- GIVEN PROBLEM
Find how many lines of the listing include the string "Potvrdit", and report only that figure.

Extracted records
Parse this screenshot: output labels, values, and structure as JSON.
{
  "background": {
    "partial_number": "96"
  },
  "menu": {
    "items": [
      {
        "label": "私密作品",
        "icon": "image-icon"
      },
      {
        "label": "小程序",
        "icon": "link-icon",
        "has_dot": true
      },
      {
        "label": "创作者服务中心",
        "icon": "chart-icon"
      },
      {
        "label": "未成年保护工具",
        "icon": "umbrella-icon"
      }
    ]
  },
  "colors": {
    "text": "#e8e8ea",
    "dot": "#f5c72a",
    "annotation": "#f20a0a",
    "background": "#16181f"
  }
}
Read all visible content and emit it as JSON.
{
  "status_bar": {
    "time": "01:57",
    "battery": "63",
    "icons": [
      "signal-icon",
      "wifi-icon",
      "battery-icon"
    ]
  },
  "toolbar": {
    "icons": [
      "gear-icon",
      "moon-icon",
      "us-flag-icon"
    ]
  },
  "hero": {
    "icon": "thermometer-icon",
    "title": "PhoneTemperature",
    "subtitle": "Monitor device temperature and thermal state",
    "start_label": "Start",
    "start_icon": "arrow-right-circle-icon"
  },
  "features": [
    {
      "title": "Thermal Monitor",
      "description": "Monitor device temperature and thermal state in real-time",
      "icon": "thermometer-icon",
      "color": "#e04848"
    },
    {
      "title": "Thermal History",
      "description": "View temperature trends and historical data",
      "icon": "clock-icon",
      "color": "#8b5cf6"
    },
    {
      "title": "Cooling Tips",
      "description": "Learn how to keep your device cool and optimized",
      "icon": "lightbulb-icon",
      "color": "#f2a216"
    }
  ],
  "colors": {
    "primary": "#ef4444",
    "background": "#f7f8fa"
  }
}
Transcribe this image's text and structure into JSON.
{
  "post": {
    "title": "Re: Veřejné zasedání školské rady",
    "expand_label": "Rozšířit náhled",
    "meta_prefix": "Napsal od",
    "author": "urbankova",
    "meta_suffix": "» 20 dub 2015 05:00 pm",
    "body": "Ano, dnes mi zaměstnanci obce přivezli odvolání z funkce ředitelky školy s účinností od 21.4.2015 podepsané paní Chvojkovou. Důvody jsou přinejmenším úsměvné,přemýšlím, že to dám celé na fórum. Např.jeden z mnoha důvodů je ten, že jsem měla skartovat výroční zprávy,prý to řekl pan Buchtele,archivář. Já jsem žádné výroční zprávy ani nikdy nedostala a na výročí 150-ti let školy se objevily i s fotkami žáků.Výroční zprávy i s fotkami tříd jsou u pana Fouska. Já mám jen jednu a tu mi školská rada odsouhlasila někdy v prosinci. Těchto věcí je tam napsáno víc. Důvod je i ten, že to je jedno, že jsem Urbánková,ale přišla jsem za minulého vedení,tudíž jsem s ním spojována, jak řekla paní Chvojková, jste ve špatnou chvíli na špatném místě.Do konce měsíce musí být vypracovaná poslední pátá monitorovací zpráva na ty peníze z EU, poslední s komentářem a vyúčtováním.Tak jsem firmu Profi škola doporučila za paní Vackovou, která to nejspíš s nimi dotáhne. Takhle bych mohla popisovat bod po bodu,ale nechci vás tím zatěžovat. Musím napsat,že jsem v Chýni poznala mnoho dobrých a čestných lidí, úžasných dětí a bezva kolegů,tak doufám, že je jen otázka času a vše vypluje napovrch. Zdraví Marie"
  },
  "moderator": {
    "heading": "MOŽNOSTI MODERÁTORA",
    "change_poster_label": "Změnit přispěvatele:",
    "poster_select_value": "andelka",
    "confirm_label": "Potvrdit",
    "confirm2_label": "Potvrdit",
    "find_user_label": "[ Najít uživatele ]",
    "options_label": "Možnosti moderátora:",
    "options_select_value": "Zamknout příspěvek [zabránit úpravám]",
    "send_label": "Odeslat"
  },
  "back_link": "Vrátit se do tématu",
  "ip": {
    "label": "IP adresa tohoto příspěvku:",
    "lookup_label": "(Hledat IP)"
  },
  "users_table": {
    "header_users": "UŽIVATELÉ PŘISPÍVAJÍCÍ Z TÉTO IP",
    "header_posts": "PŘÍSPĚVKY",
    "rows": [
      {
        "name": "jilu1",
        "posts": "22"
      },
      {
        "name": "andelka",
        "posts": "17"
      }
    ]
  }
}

- RESULT OF THIS TASK
2